JOB: Convert the data, from its first line through the line containing "585, 18, 596]", into a Markdown table with the columns Row and Line. Put the row number in the first column and the line in the second, and leave out any blank lines.

ENTRIES PROVIDED:
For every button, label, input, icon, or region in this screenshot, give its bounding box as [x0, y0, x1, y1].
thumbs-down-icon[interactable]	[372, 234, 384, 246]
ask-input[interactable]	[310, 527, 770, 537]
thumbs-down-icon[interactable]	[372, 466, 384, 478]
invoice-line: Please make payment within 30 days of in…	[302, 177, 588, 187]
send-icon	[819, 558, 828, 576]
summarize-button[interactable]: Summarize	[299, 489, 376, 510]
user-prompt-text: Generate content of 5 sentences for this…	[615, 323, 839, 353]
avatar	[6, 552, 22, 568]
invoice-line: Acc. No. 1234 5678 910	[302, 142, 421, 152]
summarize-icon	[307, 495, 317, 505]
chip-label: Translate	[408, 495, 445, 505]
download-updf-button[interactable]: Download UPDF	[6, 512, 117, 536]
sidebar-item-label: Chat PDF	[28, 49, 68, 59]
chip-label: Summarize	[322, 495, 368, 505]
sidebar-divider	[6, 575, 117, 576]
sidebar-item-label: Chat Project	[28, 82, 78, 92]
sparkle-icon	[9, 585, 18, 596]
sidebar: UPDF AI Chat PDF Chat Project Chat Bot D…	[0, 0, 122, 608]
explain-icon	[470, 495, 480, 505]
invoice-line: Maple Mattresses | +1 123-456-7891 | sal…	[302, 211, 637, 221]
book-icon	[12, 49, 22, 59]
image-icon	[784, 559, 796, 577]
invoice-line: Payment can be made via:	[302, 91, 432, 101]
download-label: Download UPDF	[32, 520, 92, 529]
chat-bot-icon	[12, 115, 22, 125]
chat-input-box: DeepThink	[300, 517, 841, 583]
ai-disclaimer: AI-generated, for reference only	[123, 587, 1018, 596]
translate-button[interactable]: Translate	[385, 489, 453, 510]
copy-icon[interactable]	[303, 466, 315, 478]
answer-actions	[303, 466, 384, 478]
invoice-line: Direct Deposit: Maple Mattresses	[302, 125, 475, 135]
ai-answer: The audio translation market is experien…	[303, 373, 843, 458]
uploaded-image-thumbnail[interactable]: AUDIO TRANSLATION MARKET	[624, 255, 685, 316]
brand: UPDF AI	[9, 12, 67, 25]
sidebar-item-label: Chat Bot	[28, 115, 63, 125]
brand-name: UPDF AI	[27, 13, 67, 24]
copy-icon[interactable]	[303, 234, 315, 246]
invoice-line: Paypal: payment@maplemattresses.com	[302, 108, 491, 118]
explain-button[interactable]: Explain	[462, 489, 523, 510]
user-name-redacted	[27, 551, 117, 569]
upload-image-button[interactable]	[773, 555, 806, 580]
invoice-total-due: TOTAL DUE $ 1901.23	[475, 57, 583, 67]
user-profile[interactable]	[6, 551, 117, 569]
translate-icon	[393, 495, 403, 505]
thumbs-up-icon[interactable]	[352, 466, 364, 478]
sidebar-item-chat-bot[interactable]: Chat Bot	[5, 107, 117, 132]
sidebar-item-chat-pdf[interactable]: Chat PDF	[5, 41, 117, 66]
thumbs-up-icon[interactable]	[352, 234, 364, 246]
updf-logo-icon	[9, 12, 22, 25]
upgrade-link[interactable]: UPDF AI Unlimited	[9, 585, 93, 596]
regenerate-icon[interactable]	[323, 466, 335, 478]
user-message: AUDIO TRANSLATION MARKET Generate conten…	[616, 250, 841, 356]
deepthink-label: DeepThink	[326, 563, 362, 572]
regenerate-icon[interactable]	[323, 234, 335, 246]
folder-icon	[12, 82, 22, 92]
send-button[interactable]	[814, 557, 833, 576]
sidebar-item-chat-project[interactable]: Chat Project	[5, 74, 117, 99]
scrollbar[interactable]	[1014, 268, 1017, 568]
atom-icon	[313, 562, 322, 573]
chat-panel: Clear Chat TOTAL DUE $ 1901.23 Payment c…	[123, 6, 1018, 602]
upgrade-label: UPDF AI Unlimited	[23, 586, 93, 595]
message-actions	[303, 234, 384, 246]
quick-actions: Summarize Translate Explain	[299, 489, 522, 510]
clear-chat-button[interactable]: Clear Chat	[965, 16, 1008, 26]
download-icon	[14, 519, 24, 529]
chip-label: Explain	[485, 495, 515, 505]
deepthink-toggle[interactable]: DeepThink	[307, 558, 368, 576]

EXPECTED ANSWER:
| Row | Line |
|---|---|
| 1 | For every button, label, input, icon, or region in this screenshot, give its bounding box as [x0, y0, x1, y1]. |
| 2 | thumbs-down-icon[interactable]	[372, 234, 384, 246] |
| 3 | ask-input[interactable]	[310, 527, 770, 537] |
| 4 | thumbs-down-icon[interactable]	[372, 466, 384, 478] |
| 5 | invoice-line: Please make payment within 30 days of in…	[302, 177, 588, 187] |
| 6 | send-icon	[819, 558, 828, 576] |
| 7 | summarize-button[interactable]: Summarize	[299, 489, 376, 510] |
| 8 | user-prompt-text: Generate content of 5 sentences for this…	[615, 323, 839, 353] |
| 9 | avatar	[6, 552, 22, 568] |
| 10 | invoice-line: Acc. No. 1234 5678 910	[302, 142, 421, 152] |
| 11 | summarize-icon	[307, 495, 317, 505] |
| 12 | chip-label: Translate	[408, 495, 445, 505] |
| 13 | download-updf-button[interactable]: Download UPDF	[6, 512, 117, 536] |
| 14 | sidebar-item-label: Chat PDF	[28, 49, 68, 59] |
| 15 | chip-label: Summarize	[322, 495, 368, 505] |
| 16 | sidebar-divider	[6, 575, 117, 576] |
| 17 | sidebar-item-label: Chat Project	[28, 82, 78, 92] |
| 18 | sparkle-icon	[9, 585, 18, 596] |